--- Begin Records to process ---
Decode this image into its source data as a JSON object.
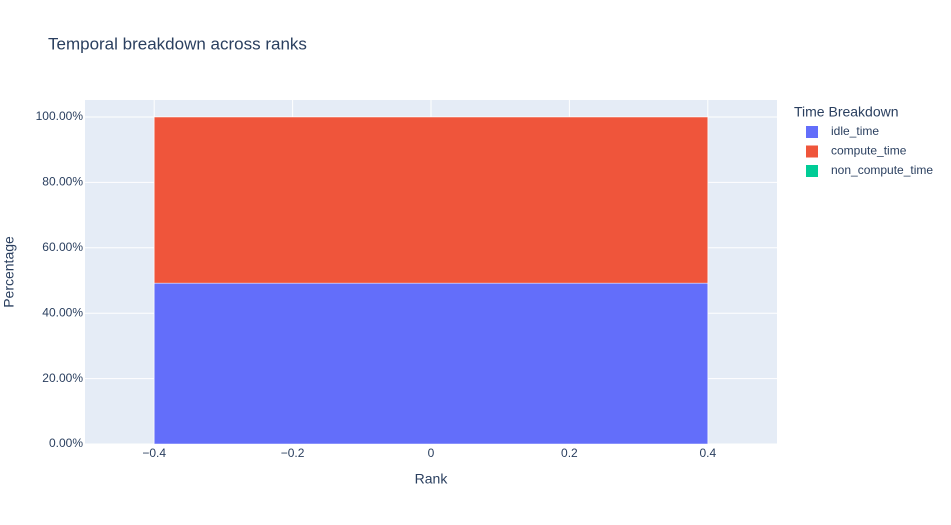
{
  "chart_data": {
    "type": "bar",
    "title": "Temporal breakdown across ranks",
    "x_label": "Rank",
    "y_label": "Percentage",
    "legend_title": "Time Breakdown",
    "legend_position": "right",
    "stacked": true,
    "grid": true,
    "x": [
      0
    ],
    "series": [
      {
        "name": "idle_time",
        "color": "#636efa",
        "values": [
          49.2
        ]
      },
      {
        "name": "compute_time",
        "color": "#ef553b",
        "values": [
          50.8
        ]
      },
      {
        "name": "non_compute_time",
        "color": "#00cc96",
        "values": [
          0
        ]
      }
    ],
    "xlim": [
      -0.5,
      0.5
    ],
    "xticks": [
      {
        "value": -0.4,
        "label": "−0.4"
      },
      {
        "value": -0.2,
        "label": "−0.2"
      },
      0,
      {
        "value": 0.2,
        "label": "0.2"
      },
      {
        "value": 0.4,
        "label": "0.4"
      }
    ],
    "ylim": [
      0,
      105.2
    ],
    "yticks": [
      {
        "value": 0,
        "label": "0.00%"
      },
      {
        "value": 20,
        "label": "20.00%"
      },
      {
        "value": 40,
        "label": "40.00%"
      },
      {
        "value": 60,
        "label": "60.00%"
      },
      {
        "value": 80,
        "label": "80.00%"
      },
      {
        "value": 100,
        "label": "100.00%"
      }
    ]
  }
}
--- End Records to process ---
Skip the pictures and print each record exactly as it stands.

Decode this image into its source data as a JSON object.
{
  "chart_data": {
    "type": "bar",
    "title": "Temporal breakdown across ranks",
    "x_label": "Rank",
    "y_label": "Percentage",
    "legend_title": "Time Breakdown",
    "legend_position": "right",
    "stacked": true,
    "grid": true,
    "x": [
      0
    ],
    "series": [
      {
        "name": "idle_time",
        "color": "#636efa",
        "values": [
          49.2
        ]
      },
      {
        "name": "compute_time",
        "color": "#ef553b",
        "values": [
          50.8
        ]
      },
      {
        "name": "non_compute_time",
        "color": "#00cc96",
        "values": [
          0
        ]
      }
    ],
    "xlim": [
      -0.5,
      0.5
    ],
    "xticks": [
      {
        "value": -0.4,
        "label": "−0.4"
      },
      {
        "value": -0.2,
        "label": "−0.2"
      },
      0,
      {
        "value": 0.2,
        "label": "0.2"
      },
      {
        "value": 0.4,
        "label": "0.4"
      }
    ],
    "ylim": [
      0,
      105.2
    ],
    "yticks": [
      {
        "value": 0,
        "label": "0.00%"
      },
      {
        "value": 20,
        "label": "20.00%"
      },
      {
        "value": 40,
        "label": "40.00%"
      },
      {
        "value": 60,
        "label": "60.00%"
      },
      {
        "value": 80,
        "label": "80.00%"
      },
      {
        "value": 100,
        "label": "100.00%"
      }
    ]
  }
}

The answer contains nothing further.